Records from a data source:

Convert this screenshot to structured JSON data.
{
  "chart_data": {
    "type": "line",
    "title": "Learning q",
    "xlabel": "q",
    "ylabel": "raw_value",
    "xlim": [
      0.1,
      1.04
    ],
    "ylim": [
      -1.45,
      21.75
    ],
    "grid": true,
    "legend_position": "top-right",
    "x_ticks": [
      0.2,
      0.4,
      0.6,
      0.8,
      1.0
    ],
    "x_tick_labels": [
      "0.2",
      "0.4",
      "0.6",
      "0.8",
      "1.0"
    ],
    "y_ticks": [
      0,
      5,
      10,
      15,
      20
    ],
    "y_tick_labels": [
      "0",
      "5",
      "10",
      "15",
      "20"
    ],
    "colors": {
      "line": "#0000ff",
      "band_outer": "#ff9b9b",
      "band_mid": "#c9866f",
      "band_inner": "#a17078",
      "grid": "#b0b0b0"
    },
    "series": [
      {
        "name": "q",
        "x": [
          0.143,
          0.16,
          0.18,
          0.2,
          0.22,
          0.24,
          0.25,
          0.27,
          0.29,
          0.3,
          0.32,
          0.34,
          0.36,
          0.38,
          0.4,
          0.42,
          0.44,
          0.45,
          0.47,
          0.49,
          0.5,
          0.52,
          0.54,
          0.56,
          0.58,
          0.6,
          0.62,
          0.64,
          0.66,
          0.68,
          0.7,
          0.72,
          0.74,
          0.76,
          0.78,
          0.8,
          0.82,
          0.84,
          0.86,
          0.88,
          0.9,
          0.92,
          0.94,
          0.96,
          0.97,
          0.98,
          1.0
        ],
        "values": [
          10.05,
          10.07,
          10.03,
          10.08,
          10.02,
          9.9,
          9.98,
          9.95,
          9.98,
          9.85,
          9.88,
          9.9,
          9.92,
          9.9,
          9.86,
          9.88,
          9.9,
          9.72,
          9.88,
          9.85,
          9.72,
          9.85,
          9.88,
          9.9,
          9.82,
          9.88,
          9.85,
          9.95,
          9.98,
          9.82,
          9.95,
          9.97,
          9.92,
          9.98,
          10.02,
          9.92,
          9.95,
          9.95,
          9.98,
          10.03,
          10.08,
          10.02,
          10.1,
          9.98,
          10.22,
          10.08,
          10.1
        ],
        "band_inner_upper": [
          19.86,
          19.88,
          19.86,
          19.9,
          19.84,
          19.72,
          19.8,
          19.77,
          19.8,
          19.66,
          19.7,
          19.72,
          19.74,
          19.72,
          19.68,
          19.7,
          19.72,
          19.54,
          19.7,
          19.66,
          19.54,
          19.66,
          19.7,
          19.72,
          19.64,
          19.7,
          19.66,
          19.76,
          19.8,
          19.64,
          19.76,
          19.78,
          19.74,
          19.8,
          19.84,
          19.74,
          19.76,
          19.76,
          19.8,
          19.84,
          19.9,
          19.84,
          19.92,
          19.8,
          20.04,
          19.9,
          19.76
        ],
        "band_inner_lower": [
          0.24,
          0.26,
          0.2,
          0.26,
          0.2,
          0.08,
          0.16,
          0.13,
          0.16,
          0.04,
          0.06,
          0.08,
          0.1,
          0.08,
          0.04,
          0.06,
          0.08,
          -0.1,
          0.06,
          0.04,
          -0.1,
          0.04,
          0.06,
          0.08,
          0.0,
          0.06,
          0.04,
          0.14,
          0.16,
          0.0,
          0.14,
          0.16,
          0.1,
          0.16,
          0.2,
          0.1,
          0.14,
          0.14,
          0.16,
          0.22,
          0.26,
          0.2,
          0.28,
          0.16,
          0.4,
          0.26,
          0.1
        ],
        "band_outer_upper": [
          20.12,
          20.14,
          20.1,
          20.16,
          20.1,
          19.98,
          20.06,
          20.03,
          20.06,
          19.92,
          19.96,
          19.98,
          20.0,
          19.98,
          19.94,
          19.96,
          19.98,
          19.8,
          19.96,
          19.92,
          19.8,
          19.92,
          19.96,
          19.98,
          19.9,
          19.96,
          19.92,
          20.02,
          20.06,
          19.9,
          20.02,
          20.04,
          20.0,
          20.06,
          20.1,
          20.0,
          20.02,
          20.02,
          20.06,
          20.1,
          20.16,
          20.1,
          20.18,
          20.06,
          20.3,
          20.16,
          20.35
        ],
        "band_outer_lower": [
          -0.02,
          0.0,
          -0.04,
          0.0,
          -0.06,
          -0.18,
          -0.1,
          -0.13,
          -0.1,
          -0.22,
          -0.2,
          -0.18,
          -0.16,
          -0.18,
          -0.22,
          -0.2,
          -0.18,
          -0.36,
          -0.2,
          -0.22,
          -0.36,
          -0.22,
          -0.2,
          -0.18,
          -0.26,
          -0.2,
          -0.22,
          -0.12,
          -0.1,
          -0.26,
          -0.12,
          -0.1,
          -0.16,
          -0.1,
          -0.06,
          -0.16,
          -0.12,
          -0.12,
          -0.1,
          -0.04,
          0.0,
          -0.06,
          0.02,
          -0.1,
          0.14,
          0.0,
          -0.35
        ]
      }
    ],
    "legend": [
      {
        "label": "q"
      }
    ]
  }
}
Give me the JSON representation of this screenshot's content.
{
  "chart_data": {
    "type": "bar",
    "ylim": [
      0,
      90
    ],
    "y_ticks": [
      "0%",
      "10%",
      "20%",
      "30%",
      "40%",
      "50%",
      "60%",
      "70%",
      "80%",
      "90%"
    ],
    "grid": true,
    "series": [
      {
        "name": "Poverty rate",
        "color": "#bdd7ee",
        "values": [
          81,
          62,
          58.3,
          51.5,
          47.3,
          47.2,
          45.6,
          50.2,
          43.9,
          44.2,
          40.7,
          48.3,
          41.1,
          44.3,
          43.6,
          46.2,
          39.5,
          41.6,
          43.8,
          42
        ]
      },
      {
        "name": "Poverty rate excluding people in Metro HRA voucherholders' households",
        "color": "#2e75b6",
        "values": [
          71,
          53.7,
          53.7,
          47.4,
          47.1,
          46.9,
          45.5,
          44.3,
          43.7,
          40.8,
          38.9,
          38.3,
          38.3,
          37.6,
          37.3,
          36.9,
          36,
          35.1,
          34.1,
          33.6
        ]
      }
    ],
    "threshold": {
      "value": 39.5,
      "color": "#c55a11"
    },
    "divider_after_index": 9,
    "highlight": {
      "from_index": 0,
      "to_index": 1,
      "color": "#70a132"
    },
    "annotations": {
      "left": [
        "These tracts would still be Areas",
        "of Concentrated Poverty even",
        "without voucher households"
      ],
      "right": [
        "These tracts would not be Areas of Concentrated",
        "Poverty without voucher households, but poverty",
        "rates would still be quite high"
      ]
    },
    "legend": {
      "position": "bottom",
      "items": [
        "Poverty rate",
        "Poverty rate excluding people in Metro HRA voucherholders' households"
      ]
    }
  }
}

Task directions: Output the full listing without altering anything.

Exercise answer:
Convert this screenshot to structured JSON data.
{
  "chart_data": {
    "type": "line",
    "title": "Learning q",
    "xlabel": "q",
    "ylabel": "raw_value",
    "xlim": [
      0.1,
      1.04
    ],
    "ylim": [
      -1.45,
      21.75
    ],
    "grid": true,
    "legend_position": "top-right",
    "x_ticks": [
      0.2,
      0.4,
      0.6,
      0.8,
      1.0
    ],
    "x_tick_labels": [
      "0.2",
      "0.4",
      "0.6",
      "0.8",
      "1.0"
    ],
    "y_ticks": [
      0,
      5,
      10,
      15,
      20
    ],
    "y_tick_labels": [
      "0",
      "5",
      "10",
      "15",
      "20"
    ],
    "colors": {
      "line": "#0000ff",
      "band_outer": "#ff9b9b",
      "band_mid": "#c9866f",
      "band_inner": "#a17078",
      "grid": "#b0b0b0"
    },
    "series": [
      {
        "name": "q",
        "x": [
          0.143,
          0.16,
          0.18,
          0.2,
          0.22,
          0.24,
          0.25,
          0.27,
          0.29,
          0.3,
          0.32,
          0.34,
          0.36,
          0.38,
          0.4,
          0.42,
          0.44,
          0.45,
          0.47,
          0.49,
          0.5,
          0.52,
          0.54,
          0.56,
          0.58,
          0.6,
          0.62,
          0.64,
          0.66,
          0.68,
          0.7,
          0.72,
          0.74,
          0.76,
          0.78,
          0.8,
          0.82,
          0.84,
          0.86,
          0.88,
          0.9,
          0.92,
          0.94,
          0.96,
          0.97,
          0.98,
          1.0
        ],
        "values": [
          10.05,
          10.07,
          10.03,
          10.08,
          10.02,
          9.9,
          9.98,
          9.95,
          9.98,
          9.85,
          9.88,
          9.9,
          9.92,
          9.9,
          9.86,
          9.88,
          9.9,
          9.72,
          9.88,
          9.85,
          9.72,
          9.85,
          9.88,
          9.9,
          9.82,
          9.88,
          9.85,
          9.95,
          9.98,
          9.82,
          9.95,
          9.97,
          9.92,
          9.98,
          10.02,
          9.92,
          9.95,
          9.95,
          9.98,
          10.03,
          10.08,
          10.02,
          10.1,
          9.98,
          10.22,
          10.08,
          10.1
        ],
        "band_inner_upper": [
          19.86,
          19.88,
          19.86,
          19.9,
          19.84,
          19.72,
          19.8,
          19.77,
          19.8,
          19.66,
          19.7,
          19.72,
          19.74,
          19.72,
          19.68,
          19.7,
          19.72,
          19.54,
          19.7,
          19.66,
          19.54,
          19.66,
          19.7,
          19.72,
          19.64,
          19.7,
          19.66,
          19.76,
          19.8,
          19.64,
          19.76,
          19.78,
          19.74,
          19.8,
          19.84,
          19.74,
          19.76,
          19.76,
          19.8,
          19.84,
          19.9,
          19.84,
          19.92,
          19.8,
          20.04,
          19.9,
          19.76
        ],
        "band_inner_lower": [
          0.24,
          0.26,
          0.2,
          0.26,
          0.2,
          0.08,
          0.16,
          0.13,
          0.16,
          0.04,
          0.06,
          0.08,
          0.1,
          0.08,
          0.04,
          0.06,
          0.08,
          -0.1,
          0.06,
          0.04,
          -0.1,
          0.04,
          0.06,
          0.08,
          0.0,
          0.06,
          0.04,
          0.14,
          0.16,
          0.0,
          0.14,
          0.16,
          0.1,
          0.16,
          0.2,
          0.1,
          0.14,
          0.14,
          0.16,
          0.22,
          0.26,
          0.2,
          0.28,
          0.16,
          0.4,
          0.26,
          0.1
        ],
        "band_outer_upper": [
          20.12,
          20.14,
          20.1,
          20.16,
          20.1,
          19.98,
          20.06,
          20.03,
          20.06,
          19.92,
          19.96,
          19.98,
          20.0,
          19.98,
          19.94,
          19.96,
          19.98,
          19.8,
          19.96,
          19.92,
          19.8,
          19.92,
          19.96,
          19.98,
          19.9,
          19.96,
          19.92,
          20.02,
          20.06,
          19.9,
          20.02,
          20.04,
          20.0,
          20.06,
          20.1,
          20.0,
          20.02,
          20.02,
          20.06,
          20.1,
          20.16,
          20.1,
          20.18,
          20.06,
          20.3,
          20.16,
          20.35
        ],
        "band_outer_lower": [
          -0.02,
          0.0,
          -0.04,
          0.0,
          -0.06,
          -0.18,
          -0.1,
          -0.13,
          -0.1,
          -0.22,
          -0.2,
          -0.18,
          -0.16,
          -0.18,
          -0.22,
          -0.2,
          -0.18,
          -0.36,
          -0.2,
          -0.22,
          -0.36,
          -0.22,
          -0.2,
          -0.18,
          -0.26,
          -0.2,
          -0.22,
          -0.12,
          -0.1,
          -0.26,
          -0.12,
          -0.1,
          -0.16,
          -0.1,
          -0.06,
          -0.16,
          -0.12,
          -0.12,
          -0.1,
          -0.04,
          0.0,
          -0.06,
          0.02,
          -0.1,
          0.14,
          0.0,
          -0.35
        ]
      }
    ],
    "legend": [
      {
        "label": "q"
      }
    ]
  }
}
Give me the JSON representation of this screenshot's content.
{
  "chart_data": {
    "type": "bar",
    "ylim": [
      0,
      90
    ],
    "y_ticks": [
      "0%",
      "10%",
      "20%",
      "30%",
      "40%",
      "50%",
      "60%",
      "70%",
      "80%",
      "90%"
    ],
    "grid": true,
    "series": [
      {
        "name": "Poverty rate",
        "color": "#bdd7ee",
        "values": [
          81,
          62,
          58.3,
          51.5,
          47.3,
          47.2,
          45.6,
          50.2,
          43.9,
          44.2,
          40.7,
          48.3,
          41.1,
          44.3,
          43.6,
          46.2,
          39.5,
          41.6,
          43.8,
          42
        ]
      },
      {
        "name": "Poverty rate excluding people in Metro HRA voucherholders' households",
        "color": "#2e75b6",
        "values": [
          71,
          53.7,
          53.7,
          47.4,
          47.1,
          46.9,
          45.5,
          44.3,
          43.7,
          40.8,
          38.9,
          38.3,
          38.3,
          37.6,
          37.3,
          36.9,
          36,
          35.1,
          34.1,
          33.6
        ]
      }
    ],
    "threshold": {
      "value": 39.5,
      "color": "#c55a11"
    },
    "divider_after_index": 9,
    "highlight": {
      "from_index": 0,
      "to_index": 1,
      "color": "#70a132"
    },
    "annotations": {
      "left": [
        "These tracts would still be Areas",
        "of Concentrated Poverty even",
        "without voucher households"
      ],
      "right": [
        "These tracts would not be Areas of Concentrated",
        "Poverty without voucher households, but poverty",
        "rates would still be quite high"
      ]
    },
    "legend": {
      "position": "bottom",
      "items": [
        "Poverty rate",
        "Poverty rate excluding people in Metro HRA voucherholders' households"
      ]
    }
  }
}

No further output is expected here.